## Text passage
• • •

Aristotelia brochodesma

Scientific classification
- Kingdom: Animalia
- Phylum: Arthropoda
- Clade: Pancrustacea
- Class: Insecta
- Order: Lepidoptera
- Family: Gelechiidae
- Genus: Aristotelia
- Species: A. brochodesma
- Binomial name: Aristotelia brochodesma Meyrick, 1908

= Aristotelia brochodesma =

- Authority: Meyrick, 1908

Species of moth

Aristotelia brochodesma is a moth of the family Gelechiidae. It was described by Edward Meyrick in 1908. It is found in Assam, India.

• • •

## Recorded information
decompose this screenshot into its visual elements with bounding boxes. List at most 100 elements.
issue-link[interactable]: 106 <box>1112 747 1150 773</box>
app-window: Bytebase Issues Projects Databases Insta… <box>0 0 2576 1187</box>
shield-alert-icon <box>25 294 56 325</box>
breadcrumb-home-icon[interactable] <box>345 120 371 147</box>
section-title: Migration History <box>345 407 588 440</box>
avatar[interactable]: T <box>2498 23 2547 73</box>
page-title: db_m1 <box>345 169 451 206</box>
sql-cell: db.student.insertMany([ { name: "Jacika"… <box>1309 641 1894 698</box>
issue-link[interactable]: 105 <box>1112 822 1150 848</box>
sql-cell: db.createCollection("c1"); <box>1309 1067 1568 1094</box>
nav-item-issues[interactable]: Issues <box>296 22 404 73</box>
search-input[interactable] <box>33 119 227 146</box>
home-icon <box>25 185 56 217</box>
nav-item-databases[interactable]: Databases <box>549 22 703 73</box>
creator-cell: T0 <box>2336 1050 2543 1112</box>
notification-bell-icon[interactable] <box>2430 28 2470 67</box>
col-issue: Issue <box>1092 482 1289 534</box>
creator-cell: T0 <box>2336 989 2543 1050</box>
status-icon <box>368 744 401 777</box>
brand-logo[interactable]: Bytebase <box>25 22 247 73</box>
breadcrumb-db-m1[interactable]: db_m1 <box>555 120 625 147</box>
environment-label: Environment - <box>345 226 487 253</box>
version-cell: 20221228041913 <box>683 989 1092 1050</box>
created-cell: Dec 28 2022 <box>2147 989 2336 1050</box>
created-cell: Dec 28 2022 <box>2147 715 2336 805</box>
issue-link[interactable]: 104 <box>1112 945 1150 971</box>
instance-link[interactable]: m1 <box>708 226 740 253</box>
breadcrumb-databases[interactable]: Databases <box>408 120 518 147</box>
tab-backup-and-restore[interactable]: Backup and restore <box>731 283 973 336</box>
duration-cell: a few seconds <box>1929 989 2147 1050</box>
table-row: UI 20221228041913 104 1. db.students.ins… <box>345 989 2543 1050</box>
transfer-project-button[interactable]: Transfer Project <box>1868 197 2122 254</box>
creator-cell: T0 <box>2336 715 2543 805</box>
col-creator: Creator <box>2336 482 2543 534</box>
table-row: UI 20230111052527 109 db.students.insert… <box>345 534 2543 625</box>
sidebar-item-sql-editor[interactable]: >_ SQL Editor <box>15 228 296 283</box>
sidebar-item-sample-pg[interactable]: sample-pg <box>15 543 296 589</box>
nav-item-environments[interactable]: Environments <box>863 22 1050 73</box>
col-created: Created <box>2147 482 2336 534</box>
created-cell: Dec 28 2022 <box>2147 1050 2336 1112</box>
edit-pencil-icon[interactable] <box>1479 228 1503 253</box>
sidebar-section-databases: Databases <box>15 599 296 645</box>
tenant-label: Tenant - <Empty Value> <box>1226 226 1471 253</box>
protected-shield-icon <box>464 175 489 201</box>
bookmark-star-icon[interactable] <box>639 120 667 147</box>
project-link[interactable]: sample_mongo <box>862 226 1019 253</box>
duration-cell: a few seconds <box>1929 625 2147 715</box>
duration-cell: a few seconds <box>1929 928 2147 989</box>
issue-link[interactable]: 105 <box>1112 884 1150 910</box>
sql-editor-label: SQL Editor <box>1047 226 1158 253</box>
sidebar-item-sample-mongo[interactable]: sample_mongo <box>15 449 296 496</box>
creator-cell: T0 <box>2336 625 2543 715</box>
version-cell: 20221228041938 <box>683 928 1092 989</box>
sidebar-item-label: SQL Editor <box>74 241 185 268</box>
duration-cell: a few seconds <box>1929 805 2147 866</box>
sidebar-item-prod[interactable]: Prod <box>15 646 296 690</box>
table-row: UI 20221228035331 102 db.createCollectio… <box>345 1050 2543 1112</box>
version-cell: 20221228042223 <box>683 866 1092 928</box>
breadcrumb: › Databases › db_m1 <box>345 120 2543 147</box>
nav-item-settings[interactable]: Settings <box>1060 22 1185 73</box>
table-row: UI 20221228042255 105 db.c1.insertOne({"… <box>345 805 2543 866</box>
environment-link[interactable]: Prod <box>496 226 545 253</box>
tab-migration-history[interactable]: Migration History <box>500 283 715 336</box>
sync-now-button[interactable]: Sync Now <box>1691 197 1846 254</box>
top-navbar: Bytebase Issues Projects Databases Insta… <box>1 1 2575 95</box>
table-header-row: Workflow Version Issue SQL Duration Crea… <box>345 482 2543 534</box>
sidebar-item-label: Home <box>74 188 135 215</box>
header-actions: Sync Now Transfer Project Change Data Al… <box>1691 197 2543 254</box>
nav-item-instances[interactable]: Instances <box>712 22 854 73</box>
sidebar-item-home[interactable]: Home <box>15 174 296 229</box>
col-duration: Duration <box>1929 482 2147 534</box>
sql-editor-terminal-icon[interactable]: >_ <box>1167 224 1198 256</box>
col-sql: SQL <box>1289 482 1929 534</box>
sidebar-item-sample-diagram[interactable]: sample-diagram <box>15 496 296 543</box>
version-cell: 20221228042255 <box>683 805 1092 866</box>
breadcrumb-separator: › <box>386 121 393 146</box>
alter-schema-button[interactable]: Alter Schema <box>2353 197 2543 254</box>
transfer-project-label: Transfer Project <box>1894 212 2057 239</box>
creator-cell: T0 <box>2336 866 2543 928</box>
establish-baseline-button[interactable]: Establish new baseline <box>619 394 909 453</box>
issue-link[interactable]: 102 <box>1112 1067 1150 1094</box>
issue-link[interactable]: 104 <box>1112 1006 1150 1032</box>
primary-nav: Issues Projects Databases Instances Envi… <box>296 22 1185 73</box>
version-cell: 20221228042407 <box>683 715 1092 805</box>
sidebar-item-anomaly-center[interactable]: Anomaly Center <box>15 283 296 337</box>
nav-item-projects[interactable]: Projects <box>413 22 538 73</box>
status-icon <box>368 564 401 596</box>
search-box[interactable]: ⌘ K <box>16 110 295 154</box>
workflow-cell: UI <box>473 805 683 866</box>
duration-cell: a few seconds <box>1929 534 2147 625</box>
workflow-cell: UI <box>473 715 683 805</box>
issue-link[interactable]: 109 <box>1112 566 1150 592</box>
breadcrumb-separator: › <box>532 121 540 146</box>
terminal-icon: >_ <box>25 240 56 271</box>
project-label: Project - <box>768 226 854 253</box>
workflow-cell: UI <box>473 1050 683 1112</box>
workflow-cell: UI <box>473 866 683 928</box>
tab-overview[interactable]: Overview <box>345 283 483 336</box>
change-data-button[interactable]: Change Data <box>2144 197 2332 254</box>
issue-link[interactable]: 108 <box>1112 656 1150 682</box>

• • •

## Work instruction 1
Summarize the moth entry in two sentences.
## Work instruction 2
Set down the part of the moth entry starting with "- Authority: Meyrick, 1908" and going on through "in Assam, India.".
Rely only on the text for what comes next.

## Answer 1
Aristotelia brochodesma is a moth of the family Gelechiidae, described by Edward Meyrick in 1908. It is found in Assam, India.

## Answer 2
- Authority: Meyrick, 1908

Species of moth

Aristotelia brochodesma is a moth of the family Gelechiidae. It was described by Edward Meyrick in 1908. It is found in Assam, India.